__Request__: Copy each line containing the word "Drag" from the records that follow, please.

[Dataset records]
^^^^^^^^

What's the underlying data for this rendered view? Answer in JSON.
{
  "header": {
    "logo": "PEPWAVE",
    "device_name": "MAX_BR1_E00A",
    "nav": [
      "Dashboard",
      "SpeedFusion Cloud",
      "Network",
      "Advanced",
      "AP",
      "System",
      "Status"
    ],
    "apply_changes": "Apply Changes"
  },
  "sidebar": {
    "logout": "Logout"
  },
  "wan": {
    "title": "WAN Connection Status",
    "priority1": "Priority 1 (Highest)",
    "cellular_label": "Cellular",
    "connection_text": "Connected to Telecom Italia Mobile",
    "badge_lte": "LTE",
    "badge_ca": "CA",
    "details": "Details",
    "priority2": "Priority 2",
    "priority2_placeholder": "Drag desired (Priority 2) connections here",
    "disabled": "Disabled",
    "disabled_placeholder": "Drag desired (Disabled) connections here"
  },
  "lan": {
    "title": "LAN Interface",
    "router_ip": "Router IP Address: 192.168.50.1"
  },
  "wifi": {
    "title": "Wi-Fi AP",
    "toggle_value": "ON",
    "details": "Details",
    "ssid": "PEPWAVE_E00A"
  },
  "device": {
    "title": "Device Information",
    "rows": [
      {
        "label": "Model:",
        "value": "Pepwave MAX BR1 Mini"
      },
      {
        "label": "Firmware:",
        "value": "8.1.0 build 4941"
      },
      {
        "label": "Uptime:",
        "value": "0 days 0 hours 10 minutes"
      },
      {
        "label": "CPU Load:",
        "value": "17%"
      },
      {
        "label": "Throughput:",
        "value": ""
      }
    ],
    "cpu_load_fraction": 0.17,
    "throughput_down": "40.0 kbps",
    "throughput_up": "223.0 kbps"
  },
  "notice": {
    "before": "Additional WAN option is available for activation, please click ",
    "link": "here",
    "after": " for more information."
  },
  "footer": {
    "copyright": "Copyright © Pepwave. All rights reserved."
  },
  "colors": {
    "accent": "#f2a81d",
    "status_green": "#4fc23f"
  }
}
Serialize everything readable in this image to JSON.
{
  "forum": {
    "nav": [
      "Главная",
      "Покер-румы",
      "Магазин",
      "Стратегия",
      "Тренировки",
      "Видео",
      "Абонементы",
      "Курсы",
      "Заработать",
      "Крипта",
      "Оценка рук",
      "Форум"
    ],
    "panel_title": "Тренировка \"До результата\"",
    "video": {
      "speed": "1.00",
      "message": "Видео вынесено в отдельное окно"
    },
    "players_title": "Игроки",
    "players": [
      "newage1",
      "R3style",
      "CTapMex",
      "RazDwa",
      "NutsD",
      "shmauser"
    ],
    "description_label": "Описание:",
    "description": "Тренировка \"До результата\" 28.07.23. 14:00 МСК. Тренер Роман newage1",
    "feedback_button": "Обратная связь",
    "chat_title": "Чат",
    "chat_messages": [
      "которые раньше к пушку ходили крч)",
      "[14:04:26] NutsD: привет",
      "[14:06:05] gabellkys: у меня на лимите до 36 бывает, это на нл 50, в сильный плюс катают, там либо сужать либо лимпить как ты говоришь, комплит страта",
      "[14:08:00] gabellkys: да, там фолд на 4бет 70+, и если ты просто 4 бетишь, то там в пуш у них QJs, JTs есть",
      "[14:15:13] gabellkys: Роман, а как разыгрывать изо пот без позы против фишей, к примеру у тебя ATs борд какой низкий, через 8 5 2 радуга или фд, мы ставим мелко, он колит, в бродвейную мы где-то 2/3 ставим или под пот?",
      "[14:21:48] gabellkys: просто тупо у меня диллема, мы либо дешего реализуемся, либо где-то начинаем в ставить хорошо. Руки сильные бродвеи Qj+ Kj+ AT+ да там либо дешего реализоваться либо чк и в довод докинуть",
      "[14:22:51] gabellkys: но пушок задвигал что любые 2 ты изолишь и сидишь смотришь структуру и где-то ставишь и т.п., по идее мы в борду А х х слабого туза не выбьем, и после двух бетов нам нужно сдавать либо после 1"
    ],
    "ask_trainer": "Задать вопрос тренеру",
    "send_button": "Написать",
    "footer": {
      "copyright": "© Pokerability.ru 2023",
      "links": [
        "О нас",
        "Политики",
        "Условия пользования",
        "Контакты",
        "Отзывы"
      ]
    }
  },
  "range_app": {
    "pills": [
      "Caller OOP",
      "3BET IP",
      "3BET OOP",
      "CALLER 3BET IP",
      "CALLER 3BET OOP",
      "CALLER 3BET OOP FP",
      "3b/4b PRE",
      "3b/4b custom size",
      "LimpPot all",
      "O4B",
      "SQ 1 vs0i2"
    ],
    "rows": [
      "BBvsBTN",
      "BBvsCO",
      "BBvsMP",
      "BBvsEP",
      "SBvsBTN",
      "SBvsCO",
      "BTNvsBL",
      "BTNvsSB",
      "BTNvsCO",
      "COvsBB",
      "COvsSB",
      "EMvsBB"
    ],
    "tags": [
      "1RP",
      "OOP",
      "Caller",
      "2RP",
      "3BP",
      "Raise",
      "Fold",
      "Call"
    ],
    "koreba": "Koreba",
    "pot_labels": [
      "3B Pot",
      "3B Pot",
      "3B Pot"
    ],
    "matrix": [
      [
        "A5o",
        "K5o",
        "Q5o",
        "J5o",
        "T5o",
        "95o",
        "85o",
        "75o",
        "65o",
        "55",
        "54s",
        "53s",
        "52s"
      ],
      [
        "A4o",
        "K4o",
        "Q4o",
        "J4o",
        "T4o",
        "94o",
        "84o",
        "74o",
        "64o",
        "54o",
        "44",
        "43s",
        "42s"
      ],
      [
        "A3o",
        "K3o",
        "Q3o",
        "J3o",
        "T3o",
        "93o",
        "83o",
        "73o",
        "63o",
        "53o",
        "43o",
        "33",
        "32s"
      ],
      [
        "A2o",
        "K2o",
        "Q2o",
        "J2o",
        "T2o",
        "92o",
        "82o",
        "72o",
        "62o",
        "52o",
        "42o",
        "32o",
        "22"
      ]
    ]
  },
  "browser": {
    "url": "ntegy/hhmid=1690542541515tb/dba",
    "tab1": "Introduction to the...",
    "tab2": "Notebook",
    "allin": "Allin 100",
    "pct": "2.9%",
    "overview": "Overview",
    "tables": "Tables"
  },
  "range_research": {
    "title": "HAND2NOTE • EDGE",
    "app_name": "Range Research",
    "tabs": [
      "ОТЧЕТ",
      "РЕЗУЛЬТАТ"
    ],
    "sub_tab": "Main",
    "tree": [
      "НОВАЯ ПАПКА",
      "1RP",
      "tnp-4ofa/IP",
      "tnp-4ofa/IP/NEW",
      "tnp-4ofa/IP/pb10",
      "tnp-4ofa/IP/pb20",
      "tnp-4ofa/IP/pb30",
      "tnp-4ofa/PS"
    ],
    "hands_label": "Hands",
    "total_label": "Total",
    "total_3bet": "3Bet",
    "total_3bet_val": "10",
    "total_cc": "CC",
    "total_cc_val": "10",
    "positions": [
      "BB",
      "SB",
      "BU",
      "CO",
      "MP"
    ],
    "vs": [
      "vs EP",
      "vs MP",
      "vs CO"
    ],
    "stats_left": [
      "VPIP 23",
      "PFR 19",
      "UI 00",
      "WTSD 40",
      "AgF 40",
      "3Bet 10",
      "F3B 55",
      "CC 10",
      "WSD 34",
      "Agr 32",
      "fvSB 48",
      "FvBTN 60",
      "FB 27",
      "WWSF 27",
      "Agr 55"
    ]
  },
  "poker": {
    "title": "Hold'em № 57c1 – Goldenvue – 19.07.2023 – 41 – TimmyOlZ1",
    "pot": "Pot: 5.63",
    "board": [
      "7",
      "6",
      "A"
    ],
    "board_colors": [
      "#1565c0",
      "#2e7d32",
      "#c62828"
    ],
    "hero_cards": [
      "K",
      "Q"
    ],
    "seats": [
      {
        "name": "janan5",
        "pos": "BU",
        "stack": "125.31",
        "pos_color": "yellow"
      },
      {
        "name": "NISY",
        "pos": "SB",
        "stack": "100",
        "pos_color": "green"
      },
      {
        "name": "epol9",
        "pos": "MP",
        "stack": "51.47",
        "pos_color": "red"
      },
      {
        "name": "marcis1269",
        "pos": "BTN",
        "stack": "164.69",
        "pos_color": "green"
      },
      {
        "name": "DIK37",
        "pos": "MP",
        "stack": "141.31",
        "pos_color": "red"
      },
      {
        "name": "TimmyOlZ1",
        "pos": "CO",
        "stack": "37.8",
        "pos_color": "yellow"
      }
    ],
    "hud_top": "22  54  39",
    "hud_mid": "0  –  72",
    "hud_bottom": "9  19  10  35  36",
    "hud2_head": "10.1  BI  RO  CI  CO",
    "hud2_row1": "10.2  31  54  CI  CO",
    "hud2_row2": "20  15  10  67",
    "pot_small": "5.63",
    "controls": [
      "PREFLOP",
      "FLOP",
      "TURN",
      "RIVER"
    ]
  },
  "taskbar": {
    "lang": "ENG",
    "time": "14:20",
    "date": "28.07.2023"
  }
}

^^^^^^^^

__Answer to this exercise__:
    "priority2_placeholder": "Drag desired (Priority 2) connections here",
    "disabled_placeholder": "Drag desired (Disabled) connections here"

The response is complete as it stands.